(Dataset entries on figures)
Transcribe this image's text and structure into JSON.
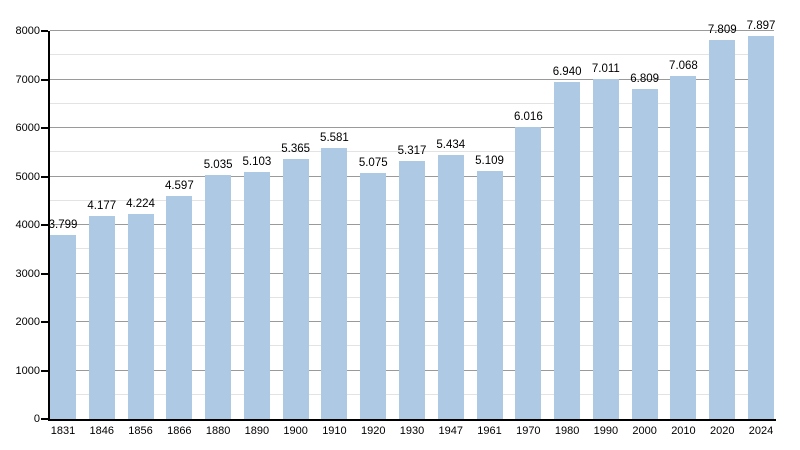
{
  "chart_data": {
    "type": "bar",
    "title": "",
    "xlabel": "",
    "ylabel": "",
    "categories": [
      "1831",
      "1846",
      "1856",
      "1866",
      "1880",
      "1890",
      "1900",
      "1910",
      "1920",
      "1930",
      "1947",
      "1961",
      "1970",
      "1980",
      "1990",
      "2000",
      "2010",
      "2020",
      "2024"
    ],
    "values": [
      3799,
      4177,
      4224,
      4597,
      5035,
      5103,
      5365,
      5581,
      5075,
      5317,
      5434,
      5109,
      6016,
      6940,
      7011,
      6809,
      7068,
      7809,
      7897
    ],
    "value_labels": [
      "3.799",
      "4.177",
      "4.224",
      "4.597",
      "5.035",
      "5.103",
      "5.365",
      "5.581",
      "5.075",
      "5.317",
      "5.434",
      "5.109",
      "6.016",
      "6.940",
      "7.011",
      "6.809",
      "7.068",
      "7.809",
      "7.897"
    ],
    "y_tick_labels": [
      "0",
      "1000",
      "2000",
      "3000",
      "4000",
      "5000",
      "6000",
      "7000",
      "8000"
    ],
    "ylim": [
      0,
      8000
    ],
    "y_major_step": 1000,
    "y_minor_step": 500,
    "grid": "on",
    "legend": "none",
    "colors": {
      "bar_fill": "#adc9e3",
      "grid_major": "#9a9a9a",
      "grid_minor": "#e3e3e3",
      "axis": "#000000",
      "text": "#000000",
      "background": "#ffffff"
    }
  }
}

→ **WHAT THE EXERCISE ASKS**
Set down the complete material exactly, but do not include the images.

→ **TASK RESPONSE**
Transcribe this image's text and structure into JSON.
{
  "chart_data": {
    "type": "bar",
    "title": "",
    "xlabel": "",
    "ylabel": "",
    "categories": [
      "1831",
      "1846",
      "1856",
      "1866",
      "1880",
      "1890",
      "1900",
      "1910",
      "1920",
      "1930",
      "1947",
      "1961",
      "1970",
      "1980",
      "1990",
      "2000",
      "2010",
      "2020",
      "2024"
    ],
    "values": [
      3799,
      4177,
      4224,
      4597,
      5035,
      5103,
      5365,
      5581,
      5075,
      5317,
      5434,
      5109,
      6016,
      6940,
      7011,
      6809,
      7068,
      7809,
      7897
    ],
    "value_labels": [
      "3.799",
      "4.177",
      "4.224",
      "4.597",
      "5.035",
      "5.103",
      "5.365",
      "5.581",
      "5.075",
      "5.317",
      "5.434",
      "5.109",
      "6.016",
      "6.940",
      "7.011",
      "6.809",
      "7.068",
      "7.809",
      "7.897"
    ],
    "y_tick_labels": [
      "0",
      "1000",
      "2000",
      "3000",
      "4000",
      "5000",
      "6000",
      "7000",
      "8000"
    ],
    "ylim": [
      0,
      8000
    ],
    "y_major_step": 1000,
    "y_minor_step": 500,
    "grid": "on",
    "legend": "none",
    "colors": {
      "bar_fill": "#adc9e3",
      "grid_major": "#9a9a9a",
      "grid_minor": "#e3e3e3",
      "axis": "#000000",
      "text": "#000000",
      "background": "#ffffff"
    }
  }
}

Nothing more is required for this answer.